YOUR TASK » All entries should be output exactly as they stand.

DATA RECORDS »
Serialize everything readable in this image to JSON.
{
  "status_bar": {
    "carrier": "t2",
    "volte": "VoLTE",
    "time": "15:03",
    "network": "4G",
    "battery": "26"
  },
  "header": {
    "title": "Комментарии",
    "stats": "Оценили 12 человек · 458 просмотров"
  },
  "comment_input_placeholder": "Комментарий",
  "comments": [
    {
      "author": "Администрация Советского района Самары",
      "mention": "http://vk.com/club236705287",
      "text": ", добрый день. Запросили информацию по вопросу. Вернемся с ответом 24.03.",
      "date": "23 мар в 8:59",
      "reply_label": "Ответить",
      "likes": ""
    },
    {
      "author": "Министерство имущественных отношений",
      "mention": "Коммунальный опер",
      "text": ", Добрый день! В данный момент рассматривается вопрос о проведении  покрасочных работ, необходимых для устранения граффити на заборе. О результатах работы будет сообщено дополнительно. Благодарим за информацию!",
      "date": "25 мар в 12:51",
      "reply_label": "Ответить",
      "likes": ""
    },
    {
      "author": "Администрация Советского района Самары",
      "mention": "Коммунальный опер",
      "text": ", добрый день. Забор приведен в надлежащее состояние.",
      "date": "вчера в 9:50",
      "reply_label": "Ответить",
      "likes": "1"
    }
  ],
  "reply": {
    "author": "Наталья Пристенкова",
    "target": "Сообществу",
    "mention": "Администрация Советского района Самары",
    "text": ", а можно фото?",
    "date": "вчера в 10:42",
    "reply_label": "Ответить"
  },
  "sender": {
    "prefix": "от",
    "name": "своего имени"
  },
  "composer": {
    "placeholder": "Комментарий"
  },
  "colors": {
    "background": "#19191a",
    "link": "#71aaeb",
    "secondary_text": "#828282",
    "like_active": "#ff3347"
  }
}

THE RESULT »
Serialize everything readable in this image to JSON.
{
  "status_bar": {
    "carrier": "t2",
    "volte": "VoLTE",
    "time": "15:03",
    "network": "4G",
    "battery": "26"
  },
  "header": {
    "title": "Комментарии",
    "stats": "Оценили 12 человек · 458 просмотров"
  },
  "comment_input_placeholder": "Комментарий",
  "comments": [
    {
      "author": "Администрация Советского района Самары",
      "mention": "http://vk.com/club236705287",
      "text": ", добрый день. Запросили информацию по вопросу. Вернемся с ответом 24.03.",
      "date": "23 мар в 8:59",
      "reply_label": "Ответить",
      "likes": ""
    },
    {
      "author": "Министерство имущественных отношений",
      "mention": "Коммунальный опер",
      "text": ", Добрый день! В данный момент рассматривается вопрос о проведении  покрасочных работ, необходимых для устранения граффити на заборе. О результатах работы будет сообщено дополнительно. Благодарим за информацию!",
      "date": "25 мар в 12:51",
      "reply_label": "Ответить",
      "likes": ""
    },
    {
      "author": "Администрация Советского района Самары",
      "mention": "Коммунальный опер",
      "text": ", добрый день. Забор приведен в надлежащее состояние.",
      "date": "вчера в 9:50",
      "reply_label": "Ответить",
      "likes": "1"
    }
  ],
  "reply": {
    "author": "Наталья Пристенкова",
    "target": "Сообществу",
    "mention": "Администрация Советского района Самары",
    "text": ", а можно фото?",
    "date": "вчера в 10:42",
    "reply_label": "Ответить"
  },
  "sender": {
    "prefix": "от",
    "name": "своего имени"
  },
  "composer": {
    "placeholder": "Комментарий"
  },
  "colors": {
    "background": "#19191a",
    "link": "#71aaeb",
    "secondary_text": "#828282",
    "like_active": "#ff3347"
  }
}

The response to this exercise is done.